Check every line of the entries for "Deblocarea", and copy the lines that hold it.

-- START OF Data supplied --

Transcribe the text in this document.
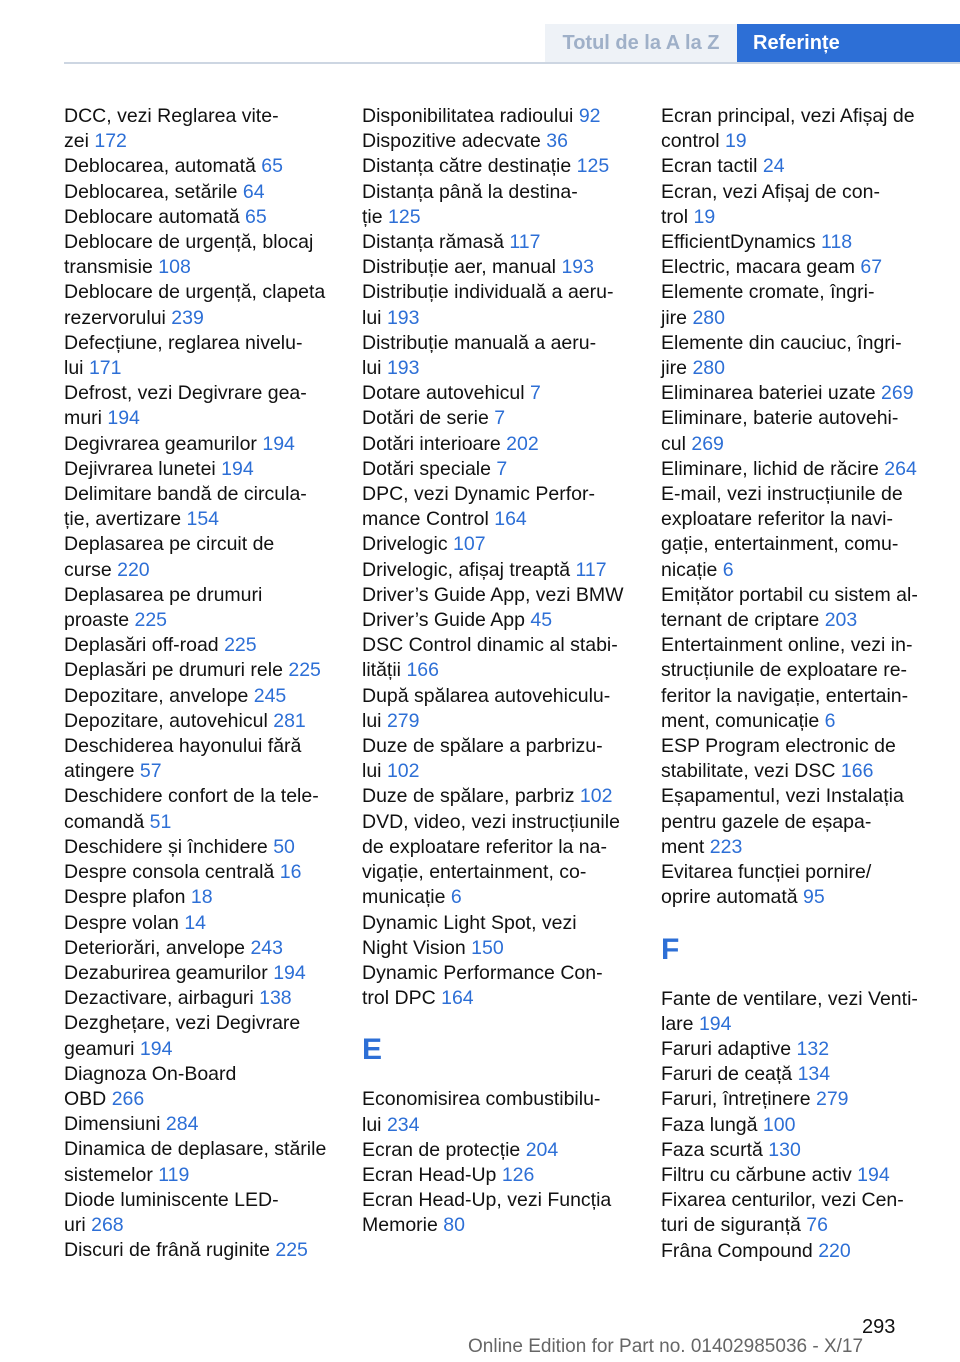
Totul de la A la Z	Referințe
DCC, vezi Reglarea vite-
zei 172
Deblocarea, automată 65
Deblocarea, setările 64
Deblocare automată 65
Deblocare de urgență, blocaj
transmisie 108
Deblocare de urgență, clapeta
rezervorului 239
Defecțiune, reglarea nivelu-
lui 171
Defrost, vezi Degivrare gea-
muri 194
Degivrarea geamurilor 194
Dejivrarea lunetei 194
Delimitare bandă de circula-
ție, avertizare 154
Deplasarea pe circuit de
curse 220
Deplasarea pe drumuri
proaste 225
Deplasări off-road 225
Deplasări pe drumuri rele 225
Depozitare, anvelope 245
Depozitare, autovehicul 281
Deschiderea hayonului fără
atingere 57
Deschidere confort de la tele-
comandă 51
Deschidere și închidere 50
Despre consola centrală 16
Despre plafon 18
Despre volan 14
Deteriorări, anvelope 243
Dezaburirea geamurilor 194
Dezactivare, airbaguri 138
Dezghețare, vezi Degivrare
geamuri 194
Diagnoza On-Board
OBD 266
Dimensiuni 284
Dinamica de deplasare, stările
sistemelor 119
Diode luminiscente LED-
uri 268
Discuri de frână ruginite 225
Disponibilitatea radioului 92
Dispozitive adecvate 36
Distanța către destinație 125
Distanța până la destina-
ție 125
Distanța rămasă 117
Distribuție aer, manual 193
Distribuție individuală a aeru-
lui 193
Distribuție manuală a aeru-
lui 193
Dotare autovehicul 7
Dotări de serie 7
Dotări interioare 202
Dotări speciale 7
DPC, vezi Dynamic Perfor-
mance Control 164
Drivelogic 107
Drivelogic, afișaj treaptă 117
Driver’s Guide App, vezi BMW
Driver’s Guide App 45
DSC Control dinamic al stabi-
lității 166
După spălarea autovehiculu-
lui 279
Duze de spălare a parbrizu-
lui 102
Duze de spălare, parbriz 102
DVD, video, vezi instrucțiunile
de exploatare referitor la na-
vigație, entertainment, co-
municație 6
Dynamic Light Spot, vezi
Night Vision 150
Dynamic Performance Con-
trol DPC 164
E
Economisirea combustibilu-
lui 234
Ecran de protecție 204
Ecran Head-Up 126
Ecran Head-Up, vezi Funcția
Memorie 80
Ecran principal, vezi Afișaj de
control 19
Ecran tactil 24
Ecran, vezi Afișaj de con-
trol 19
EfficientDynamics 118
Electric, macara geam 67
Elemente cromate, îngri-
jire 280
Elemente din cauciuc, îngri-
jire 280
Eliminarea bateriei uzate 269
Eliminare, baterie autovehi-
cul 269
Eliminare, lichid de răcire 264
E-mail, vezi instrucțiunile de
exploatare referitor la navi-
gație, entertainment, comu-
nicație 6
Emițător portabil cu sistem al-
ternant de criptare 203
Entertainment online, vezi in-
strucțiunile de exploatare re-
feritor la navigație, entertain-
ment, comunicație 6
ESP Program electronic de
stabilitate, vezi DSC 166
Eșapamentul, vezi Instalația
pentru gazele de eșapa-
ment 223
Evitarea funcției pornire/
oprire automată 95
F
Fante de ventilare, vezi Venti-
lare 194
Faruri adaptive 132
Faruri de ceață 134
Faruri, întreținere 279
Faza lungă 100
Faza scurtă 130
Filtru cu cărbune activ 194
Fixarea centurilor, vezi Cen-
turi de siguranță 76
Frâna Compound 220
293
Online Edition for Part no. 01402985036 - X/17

-- END OF Data supplied --

• Response to this task:
Deblocarea, automată 65
Deblocarea, setările 64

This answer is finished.